__Written instruction__
Return a copy of each line that holds the string "screenshot".

__Input for this task__
* BEGIN *
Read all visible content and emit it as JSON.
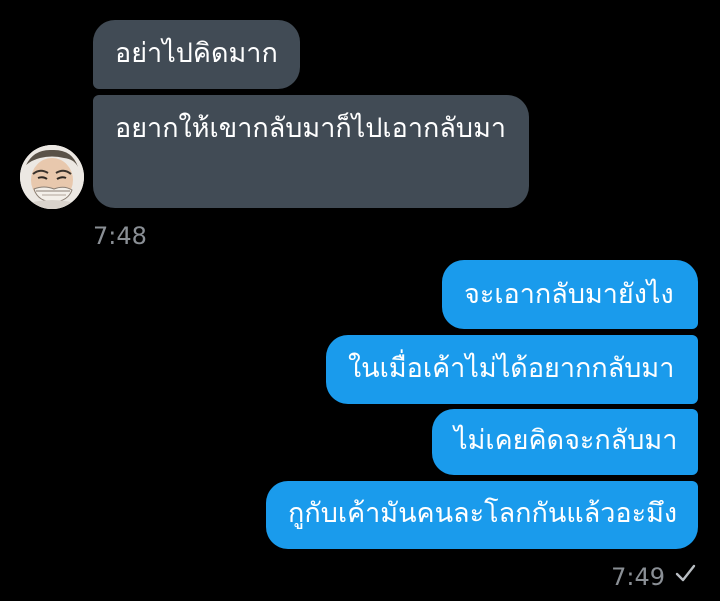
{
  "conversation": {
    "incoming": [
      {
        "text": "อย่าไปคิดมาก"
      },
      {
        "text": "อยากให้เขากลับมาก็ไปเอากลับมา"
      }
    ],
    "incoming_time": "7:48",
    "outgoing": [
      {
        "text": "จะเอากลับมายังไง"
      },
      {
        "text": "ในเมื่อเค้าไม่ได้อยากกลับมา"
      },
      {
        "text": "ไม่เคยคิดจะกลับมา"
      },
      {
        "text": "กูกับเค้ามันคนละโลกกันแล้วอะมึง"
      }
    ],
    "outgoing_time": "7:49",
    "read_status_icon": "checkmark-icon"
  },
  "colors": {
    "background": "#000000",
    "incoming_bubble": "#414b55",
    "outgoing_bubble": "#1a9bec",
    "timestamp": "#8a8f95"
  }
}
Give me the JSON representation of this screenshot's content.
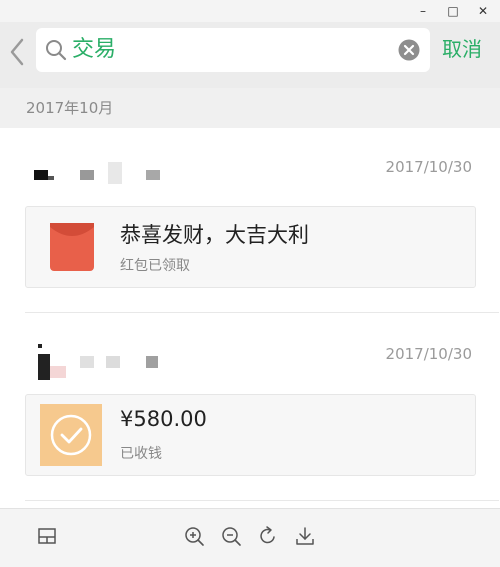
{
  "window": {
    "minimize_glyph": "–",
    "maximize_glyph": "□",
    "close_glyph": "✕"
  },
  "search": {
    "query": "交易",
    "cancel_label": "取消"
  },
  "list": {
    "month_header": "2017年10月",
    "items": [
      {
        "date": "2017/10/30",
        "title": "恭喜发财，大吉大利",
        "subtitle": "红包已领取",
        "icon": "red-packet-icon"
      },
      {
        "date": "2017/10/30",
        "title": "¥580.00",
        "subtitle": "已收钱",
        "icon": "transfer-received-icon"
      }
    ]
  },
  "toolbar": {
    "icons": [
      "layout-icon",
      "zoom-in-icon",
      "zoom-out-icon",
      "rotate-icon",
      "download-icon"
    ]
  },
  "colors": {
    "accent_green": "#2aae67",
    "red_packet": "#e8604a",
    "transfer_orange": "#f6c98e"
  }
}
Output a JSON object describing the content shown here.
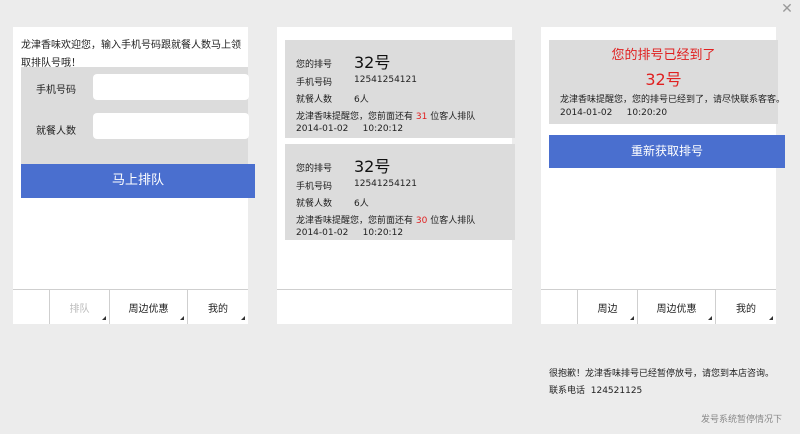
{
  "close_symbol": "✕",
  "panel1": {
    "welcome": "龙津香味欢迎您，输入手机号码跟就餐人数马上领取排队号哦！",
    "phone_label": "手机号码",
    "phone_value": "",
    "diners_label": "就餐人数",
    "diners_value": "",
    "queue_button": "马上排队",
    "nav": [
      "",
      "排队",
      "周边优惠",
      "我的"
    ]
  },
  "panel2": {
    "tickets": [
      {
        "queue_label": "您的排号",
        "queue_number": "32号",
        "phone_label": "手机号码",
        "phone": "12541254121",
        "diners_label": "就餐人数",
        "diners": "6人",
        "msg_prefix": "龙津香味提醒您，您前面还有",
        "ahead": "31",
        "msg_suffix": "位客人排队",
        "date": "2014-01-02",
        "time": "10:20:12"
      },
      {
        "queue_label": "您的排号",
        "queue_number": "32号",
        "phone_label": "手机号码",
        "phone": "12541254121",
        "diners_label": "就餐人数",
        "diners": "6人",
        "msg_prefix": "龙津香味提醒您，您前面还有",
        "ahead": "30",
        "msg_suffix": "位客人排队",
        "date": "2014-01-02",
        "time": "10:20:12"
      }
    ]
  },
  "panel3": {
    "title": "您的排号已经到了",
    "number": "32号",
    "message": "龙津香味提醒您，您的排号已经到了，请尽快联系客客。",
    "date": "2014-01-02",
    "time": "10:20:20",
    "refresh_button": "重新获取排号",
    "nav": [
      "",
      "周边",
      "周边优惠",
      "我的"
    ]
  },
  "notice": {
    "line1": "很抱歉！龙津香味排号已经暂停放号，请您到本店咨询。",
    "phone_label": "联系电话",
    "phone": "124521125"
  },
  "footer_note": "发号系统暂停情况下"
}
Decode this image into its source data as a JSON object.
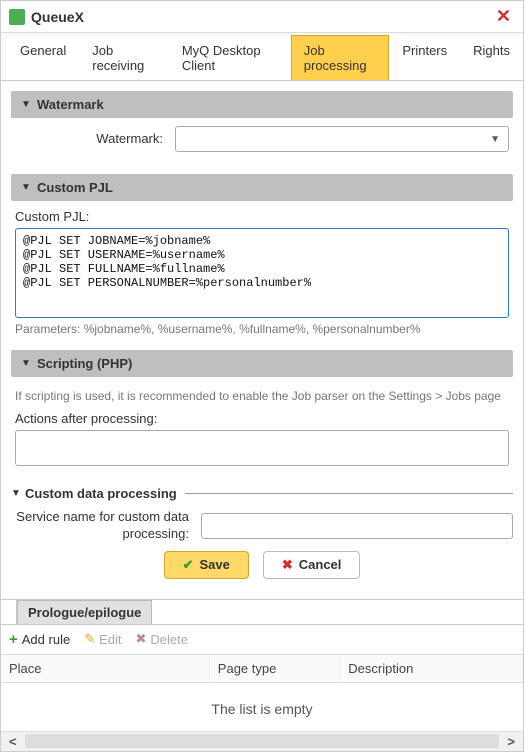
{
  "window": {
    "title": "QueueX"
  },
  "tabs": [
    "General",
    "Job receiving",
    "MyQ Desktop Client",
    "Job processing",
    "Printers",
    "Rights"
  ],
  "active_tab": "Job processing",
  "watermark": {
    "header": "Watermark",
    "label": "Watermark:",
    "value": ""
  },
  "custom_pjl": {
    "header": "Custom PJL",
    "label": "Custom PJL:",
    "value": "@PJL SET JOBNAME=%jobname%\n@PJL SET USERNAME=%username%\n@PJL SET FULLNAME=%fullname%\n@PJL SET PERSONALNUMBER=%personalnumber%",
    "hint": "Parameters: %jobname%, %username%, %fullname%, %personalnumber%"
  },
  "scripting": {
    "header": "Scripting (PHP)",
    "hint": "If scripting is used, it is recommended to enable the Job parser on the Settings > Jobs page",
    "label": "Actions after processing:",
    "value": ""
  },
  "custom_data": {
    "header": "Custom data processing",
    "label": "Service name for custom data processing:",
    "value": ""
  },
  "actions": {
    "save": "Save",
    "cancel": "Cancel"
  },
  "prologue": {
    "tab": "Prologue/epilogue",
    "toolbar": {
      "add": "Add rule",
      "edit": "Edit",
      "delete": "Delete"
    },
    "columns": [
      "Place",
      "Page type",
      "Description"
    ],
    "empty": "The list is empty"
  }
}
* END *
* BEGIN *
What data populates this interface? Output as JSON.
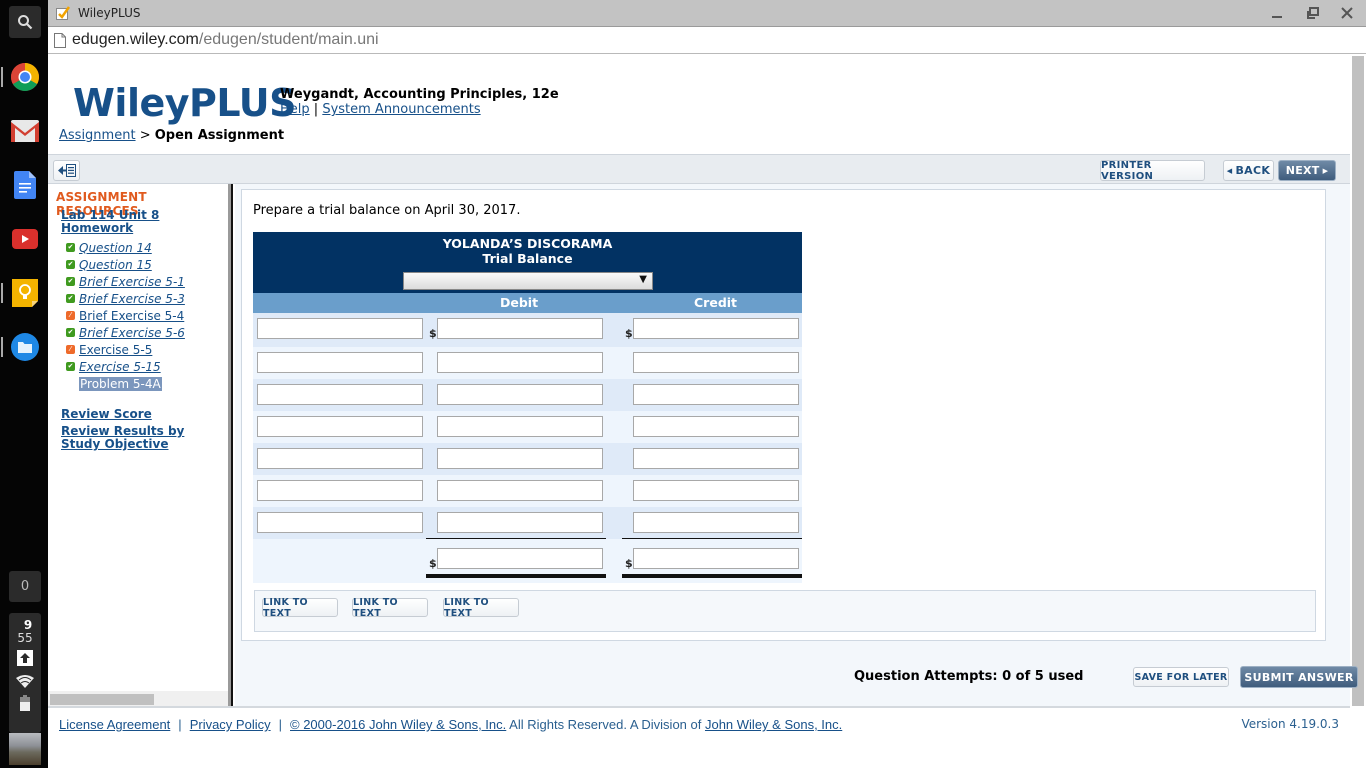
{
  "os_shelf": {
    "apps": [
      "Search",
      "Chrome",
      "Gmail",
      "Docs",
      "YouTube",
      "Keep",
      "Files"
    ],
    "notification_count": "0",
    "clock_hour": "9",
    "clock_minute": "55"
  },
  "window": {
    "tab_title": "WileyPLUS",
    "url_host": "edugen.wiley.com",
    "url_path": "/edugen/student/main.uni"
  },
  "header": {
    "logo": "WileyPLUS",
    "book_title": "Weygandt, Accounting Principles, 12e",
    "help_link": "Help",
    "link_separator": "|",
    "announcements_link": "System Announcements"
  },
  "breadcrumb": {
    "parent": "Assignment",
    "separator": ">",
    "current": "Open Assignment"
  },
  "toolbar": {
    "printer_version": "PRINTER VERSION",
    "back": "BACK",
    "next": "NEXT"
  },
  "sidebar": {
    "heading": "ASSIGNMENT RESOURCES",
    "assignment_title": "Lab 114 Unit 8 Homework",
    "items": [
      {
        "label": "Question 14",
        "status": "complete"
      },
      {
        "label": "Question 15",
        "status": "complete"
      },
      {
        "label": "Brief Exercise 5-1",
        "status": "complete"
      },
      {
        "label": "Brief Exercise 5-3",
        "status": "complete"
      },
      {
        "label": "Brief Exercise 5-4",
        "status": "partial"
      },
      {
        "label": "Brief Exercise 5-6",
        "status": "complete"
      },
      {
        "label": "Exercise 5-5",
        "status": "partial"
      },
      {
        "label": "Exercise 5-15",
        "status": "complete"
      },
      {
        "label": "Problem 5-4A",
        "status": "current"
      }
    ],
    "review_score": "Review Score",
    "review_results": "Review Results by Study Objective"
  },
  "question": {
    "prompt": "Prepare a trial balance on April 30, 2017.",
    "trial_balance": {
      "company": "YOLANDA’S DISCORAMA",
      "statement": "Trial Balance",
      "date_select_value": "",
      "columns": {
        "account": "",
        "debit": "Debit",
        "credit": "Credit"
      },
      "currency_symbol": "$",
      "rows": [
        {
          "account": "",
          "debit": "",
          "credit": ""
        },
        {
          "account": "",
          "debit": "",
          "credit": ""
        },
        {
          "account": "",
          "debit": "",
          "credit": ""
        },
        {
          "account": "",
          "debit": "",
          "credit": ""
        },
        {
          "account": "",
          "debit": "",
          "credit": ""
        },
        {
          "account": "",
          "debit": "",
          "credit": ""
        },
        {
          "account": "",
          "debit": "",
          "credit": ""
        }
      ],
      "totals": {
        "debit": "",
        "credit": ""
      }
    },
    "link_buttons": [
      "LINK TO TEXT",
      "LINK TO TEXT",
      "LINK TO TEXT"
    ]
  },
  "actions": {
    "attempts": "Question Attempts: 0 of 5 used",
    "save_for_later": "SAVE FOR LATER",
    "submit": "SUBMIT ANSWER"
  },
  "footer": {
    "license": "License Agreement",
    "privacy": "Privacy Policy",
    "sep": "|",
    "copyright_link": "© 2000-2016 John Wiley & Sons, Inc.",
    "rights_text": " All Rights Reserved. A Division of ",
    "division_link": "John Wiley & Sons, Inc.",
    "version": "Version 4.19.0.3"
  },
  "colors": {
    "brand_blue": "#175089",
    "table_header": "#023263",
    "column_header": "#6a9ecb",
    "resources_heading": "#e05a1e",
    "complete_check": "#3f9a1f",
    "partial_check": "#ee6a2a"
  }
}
* END *
* BEGIN *
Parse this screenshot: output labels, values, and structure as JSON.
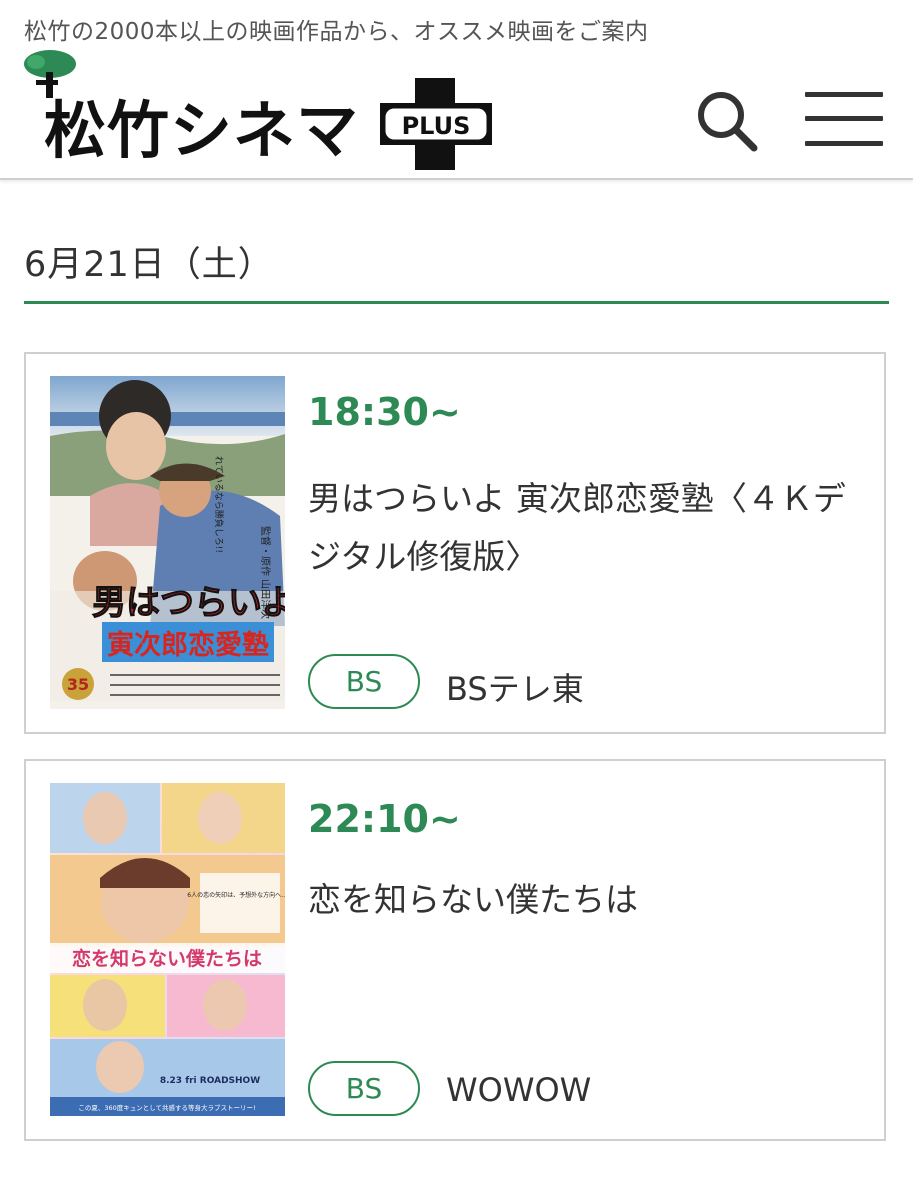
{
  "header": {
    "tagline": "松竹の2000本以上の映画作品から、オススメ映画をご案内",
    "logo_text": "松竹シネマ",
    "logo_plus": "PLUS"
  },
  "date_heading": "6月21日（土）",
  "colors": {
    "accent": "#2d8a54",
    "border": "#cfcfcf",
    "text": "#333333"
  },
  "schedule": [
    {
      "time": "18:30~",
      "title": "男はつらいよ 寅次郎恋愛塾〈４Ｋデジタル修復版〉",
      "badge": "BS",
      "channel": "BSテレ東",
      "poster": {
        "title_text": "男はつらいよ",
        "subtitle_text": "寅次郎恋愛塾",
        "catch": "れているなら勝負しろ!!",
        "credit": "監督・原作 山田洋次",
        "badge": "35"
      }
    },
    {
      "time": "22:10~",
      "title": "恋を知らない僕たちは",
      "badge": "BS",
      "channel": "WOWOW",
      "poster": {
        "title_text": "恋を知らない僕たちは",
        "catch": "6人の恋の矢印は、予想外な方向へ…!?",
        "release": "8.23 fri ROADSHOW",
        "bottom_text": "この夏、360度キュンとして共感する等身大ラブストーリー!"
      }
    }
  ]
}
* END *
__Output of the task__
Give me the JSON representation of this screenshot's content.
Parse this screenshot: output labels, values, and structure as JSON.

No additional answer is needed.